## [WORK TO BE COMPLETED]
Among the lines below, count those with "如见万里烟尘清". Give the total alone.

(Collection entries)
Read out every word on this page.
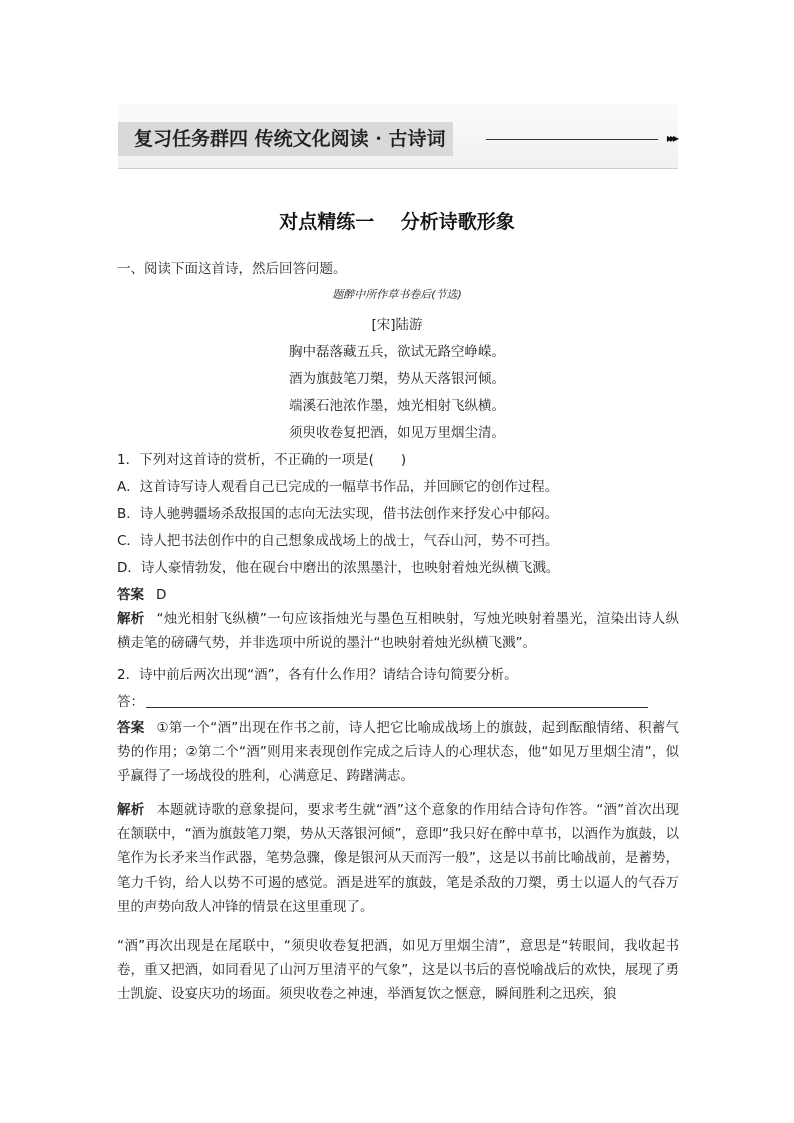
复习任务群四 传统文化阅读 · 古诗词	▸▸▸
对点精练一    分析诗歌形象
一、阅读下面这首诗，然后回答问题。
题醉中所作草书卷后(节选)
[宋]陆游
胸中磊落藏五兵，欲试无路空峥嵘。
酒为旗鼓笔刀槊，势从天落银河倾。
端溪石池浓作墨，烛光相射飞纵横。
须臾收卷复把酒，如见万里烟尘清。
1．下列对这首诗的赏析，不正确的一项是(　　)
A．这首诗写诗人观看自己已完成的一幅草书作品，并回顾它的创作过程。
B．诗人驰骋疆场杀敌报国的志向无法实现，借书法创作来抒发心中郁闷。
C．诗人把书法创作中的自己想象成战场上的战士，气吞山河，势不可挡。
D．诗人豪情勃发，他在砚台中磨出的浓黑墨汁，也映射着烛光纵横飞溅。
答案 D
解析 “烛光相射飞纵横”一句应该指烛光与墨色互相映射，写烛光映射着墨光，渲染出诗人纵横走笔的磅礴气势，并非选项中所说的墨汁“也映射着烛光纵横飞溅”。
2．诗中前后两次出现“酒”，各有什么作用？请结合诗句简要分析。
答：
答案 ①第一个“酒”出现在作书之前，诗人把它比喻成战场上的旗鼓，起到酝酿情绪、积蓄气势的作用；②第二个“酒”则用来表现创作完成之后诗人的心理状态，他“如见万里烟尘清”，似乎赢得了一场战役的胜利，心满意足、踌躇满志。
解析 本题就诗歌的意象提问，要求考生就“酒”这个意象的作用结合诗句作答。“酒”首次出现在颔联中，“酒为旗鼓笔刀槊，势从天落银河倾”，意即“我只好在醉中草书，以酒作为旗鼓，以笔作为长矛来当作武器，笔势急骤，像是银河从天而泻一般”，这是以书前比喻战前，是蓄势，笔力千钧，给人以势不可遏的感觉。酒是进军的旗鼓，笔是杀敌的刀槊，勇士以逼人的气吞万里的声势向敌人冲锋的情景在这里重现了。
“酒”再次出现是在尾联中，“须臾收卷复把酒，如见万里烟尘清”，意思是“转眼间，我收起书卷，重又把酒，如同看见了山河万里清平的气象”，这是以书后的喜悦喻战后的欢快，展现了勇士凯旋、设宴庆功的场面。须臾收卷之神速，举酒复饮之惬意，瞬间胜利之迅疾，狼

## [TASK ANSWER]
3